Requirements: Go through the entries below and count the lines holding the word "JSON". Reply with only the number, please.

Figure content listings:
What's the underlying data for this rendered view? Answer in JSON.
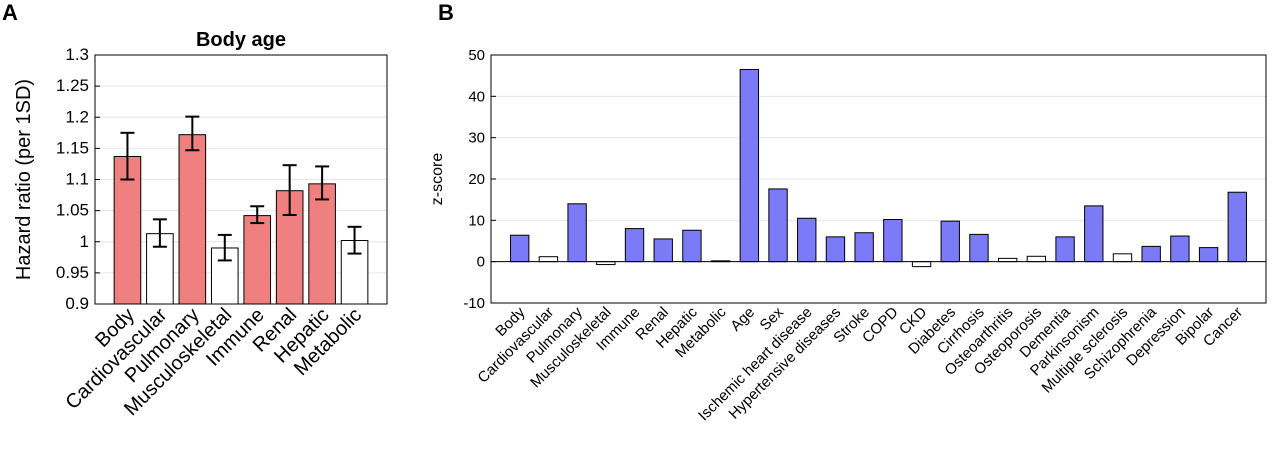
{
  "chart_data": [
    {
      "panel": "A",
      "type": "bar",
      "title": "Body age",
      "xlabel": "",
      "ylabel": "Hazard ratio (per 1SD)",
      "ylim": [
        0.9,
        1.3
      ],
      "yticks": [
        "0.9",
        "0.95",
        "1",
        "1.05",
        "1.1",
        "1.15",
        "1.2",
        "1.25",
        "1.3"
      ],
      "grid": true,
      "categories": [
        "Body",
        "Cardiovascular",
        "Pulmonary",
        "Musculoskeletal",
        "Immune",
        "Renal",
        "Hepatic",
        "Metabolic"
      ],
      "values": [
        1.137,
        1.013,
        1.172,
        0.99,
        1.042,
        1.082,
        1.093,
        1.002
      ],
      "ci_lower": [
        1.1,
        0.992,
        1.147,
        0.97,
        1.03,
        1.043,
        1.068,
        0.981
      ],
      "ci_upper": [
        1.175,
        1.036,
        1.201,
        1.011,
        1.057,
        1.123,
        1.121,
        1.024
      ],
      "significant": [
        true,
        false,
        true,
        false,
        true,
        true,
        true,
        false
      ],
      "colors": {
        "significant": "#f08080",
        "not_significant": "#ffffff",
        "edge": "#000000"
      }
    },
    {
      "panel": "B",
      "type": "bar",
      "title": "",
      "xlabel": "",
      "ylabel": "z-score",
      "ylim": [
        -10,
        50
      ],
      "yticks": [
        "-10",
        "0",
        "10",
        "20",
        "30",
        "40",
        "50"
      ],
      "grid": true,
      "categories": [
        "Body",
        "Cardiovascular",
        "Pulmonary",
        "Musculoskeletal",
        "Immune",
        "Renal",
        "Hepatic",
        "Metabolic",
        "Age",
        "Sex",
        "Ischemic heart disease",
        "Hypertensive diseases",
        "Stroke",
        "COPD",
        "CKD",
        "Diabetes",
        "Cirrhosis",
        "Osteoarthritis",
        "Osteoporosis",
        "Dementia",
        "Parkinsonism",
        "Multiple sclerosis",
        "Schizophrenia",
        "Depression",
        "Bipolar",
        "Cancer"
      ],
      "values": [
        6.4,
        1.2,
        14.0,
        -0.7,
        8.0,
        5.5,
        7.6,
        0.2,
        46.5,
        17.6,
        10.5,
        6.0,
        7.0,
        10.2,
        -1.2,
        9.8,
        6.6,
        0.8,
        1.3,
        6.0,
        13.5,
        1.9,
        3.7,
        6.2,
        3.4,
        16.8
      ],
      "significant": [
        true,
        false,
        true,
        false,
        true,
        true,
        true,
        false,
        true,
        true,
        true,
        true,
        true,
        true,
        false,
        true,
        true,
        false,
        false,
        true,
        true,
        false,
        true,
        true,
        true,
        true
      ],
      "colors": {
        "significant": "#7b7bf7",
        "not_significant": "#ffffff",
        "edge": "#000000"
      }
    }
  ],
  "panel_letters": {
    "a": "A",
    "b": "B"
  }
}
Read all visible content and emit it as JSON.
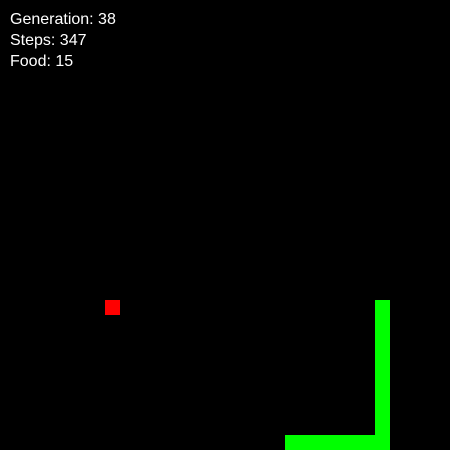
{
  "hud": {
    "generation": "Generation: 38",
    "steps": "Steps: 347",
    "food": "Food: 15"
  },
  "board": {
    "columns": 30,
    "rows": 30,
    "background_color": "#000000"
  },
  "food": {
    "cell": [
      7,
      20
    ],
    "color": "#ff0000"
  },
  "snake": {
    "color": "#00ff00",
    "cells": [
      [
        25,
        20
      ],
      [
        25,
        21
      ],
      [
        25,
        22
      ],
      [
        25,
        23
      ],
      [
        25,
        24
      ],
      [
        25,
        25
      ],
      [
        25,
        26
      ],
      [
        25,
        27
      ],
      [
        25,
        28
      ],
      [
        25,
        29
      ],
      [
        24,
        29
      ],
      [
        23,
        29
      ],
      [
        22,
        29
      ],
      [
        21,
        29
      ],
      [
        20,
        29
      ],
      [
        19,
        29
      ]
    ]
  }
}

Output of the task: 2